Task prompt: From the records below, print only the part that opens with the line containing "Read all visible" and closes with the line containing "Parse this screenshot: output"; omit the pictures.

Records for this task:
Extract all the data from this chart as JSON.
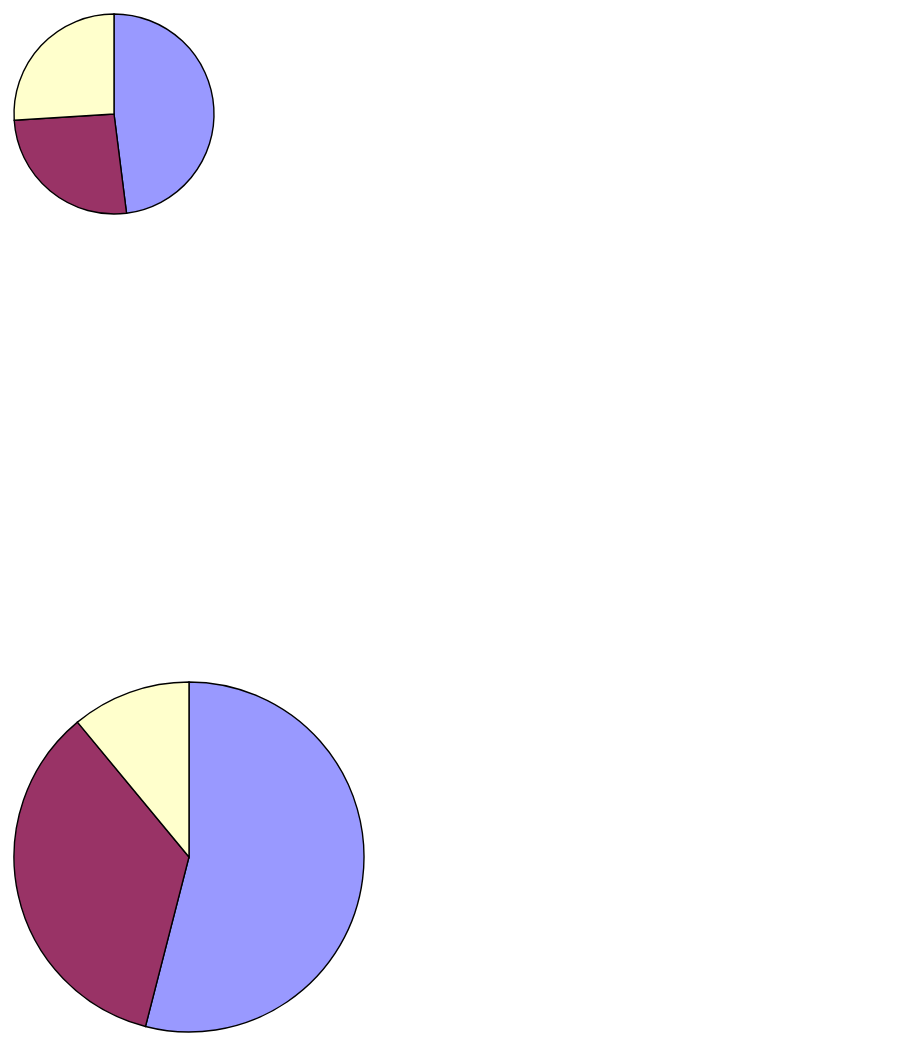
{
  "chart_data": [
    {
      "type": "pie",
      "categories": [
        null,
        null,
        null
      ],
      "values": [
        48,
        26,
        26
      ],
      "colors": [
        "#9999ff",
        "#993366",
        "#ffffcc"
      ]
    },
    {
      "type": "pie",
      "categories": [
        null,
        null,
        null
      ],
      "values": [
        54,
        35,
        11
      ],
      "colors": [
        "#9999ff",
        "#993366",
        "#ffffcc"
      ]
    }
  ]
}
* * *
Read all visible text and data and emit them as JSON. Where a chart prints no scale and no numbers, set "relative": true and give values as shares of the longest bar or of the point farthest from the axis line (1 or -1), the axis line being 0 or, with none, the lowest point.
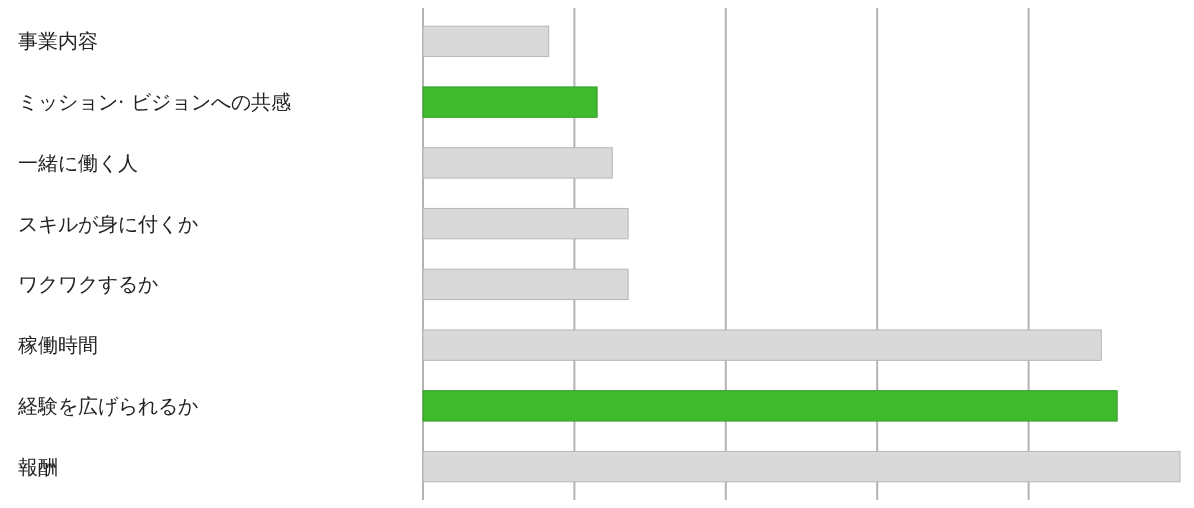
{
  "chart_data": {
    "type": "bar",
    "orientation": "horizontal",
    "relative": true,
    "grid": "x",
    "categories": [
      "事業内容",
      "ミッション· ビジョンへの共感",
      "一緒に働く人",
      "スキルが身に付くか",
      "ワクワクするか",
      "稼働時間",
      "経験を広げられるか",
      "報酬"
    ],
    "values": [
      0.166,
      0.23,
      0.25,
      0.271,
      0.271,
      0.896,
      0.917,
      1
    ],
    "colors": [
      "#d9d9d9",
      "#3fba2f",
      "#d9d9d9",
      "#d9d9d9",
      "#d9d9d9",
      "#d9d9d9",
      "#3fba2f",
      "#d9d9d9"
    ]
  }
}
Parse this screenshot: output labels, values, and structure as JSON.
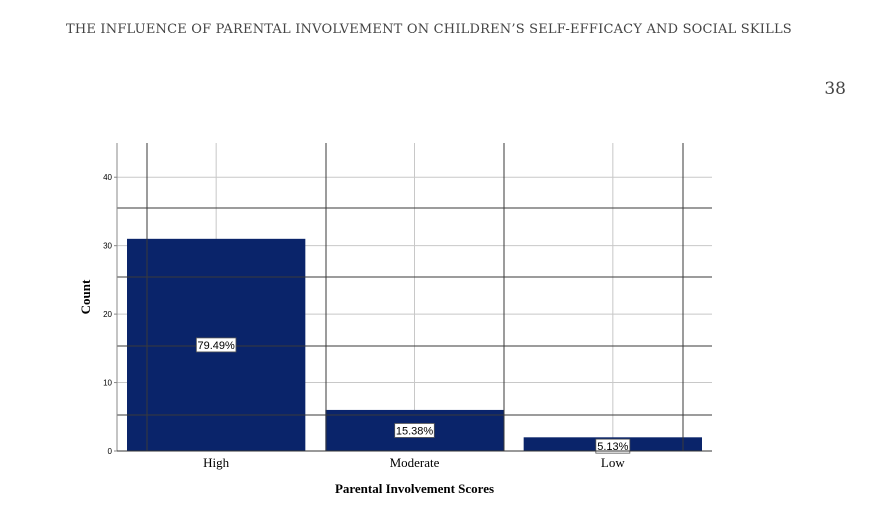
---
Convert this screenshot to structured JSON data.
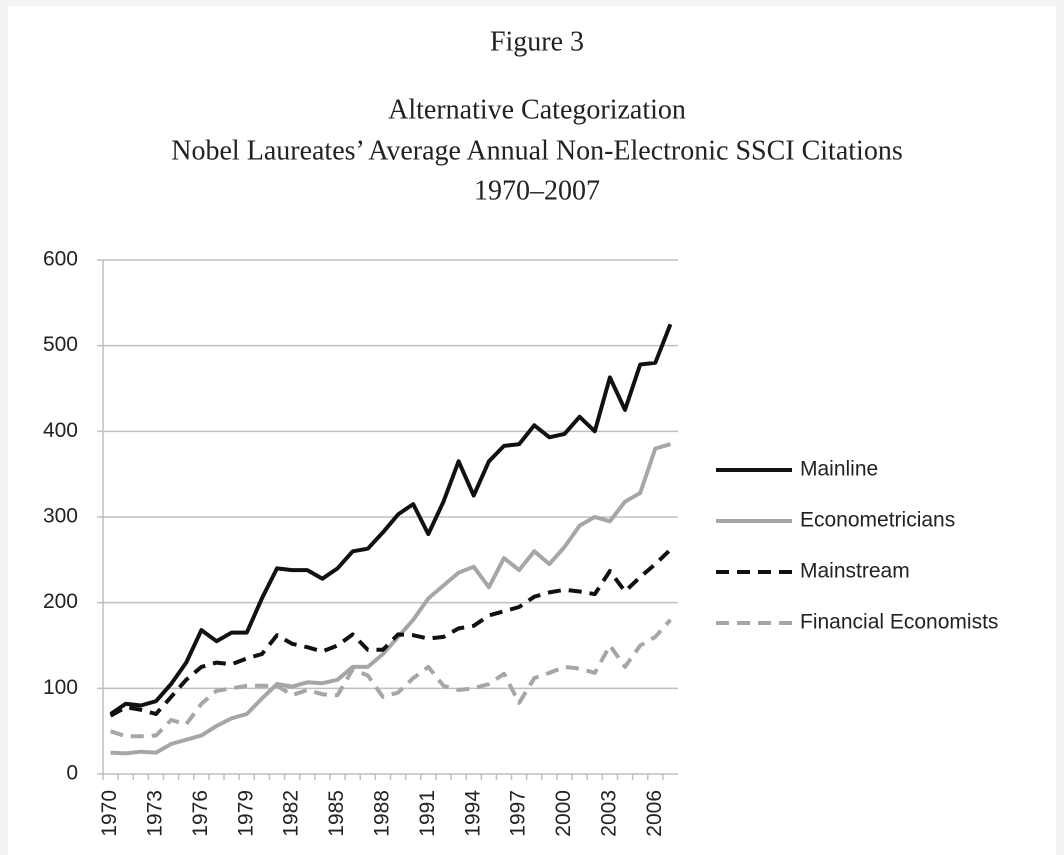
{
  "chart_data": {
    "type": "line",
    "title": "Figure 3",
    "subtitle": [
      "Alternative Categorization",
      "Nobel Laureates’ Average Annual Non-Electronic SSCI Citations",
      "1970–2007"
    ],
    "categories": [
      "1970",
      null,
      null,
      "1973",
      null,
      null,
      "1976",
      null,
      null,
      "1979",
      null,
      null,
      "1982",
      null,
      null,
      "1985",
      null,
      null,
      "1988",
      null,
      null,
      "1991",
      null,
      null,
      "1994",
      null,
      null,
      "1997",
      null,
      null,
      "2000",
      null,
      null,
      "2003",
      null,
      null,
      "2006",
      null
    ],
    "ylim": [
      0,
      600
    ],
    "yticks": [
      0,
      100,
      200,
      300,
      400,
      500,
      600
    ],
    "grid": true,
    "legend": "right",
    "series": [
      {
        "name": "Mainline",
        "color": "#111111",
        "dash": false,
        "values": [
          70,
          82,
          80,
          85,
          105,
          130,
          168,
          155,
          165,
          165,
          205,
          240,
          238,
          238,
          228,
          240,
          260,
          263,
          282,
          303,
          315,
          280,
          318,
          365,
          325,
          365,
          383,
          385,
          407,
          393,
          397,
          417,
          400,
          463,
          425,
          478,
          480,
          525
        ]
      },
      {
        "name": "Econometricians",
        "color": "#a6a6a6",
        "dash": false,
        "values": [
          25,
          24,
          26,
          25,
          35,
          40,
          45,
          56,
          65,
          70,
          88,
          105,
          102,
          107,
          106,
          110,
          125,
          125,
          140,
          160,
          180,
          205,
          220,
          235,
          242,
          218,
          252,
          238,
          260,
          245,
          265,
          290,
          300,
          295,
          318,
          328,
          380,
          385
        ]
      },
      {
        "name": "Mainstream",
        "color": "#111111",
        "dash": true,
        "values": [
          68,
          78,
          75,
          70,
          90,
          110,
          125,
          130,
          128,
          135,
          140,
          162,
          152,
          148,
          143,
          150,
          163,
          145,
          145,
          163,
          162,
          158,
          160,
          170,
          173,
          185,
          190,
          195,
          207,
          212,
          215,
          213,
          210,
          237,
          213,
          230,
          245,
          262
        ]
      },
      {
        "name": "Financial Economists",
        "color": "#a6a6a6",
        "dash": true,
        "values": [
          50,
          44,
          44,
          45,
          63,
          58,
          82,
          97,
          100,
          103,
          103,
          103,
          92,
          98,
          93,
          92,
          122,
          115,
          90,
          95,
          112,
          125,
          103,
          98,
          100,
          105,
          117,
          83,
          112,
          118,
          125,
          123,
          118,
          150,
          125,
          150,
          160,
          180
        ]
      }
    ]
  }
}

Exercise output:
Read all visible text and data and emit them as JSON. Where a chart prints no scale and no numbers, set "relative": true and give values as shares of the longest bar or of the point farthest from the axis line (1 or -1), the axis line being 0 or, with none, the lowest point.
{
  "chart_data": {
    "type": "bar",
    "orientation": "horizontal",
    "relative": true,
    "grid": "x",
    "categories": [
      "事業内容",
      "ミッション· ビジョンへの共感",
      "一緒に働く人",
      "スキルが身に付くか",
      "ワクワクするか",
      "稼働時間",
      "経験を広げられるか",
      "報酬"
    ],
    "values": [
      0.166,
      0.23,
      0.25,
      0.271,
      0.271,
      0.896,
      0.917,
      1
    ],
    "colors": [
      "#d9d9d9",
      "#3fba2f",
      "#d9d9d9",
      "#d9d9d9",
      "#d9d9d9",
      "#d9d9d9",
      "#3fba2f",
      "#d9d9d9"
    ]
  }
}
Parse this screenshot: output labels, values, and structure as JSON.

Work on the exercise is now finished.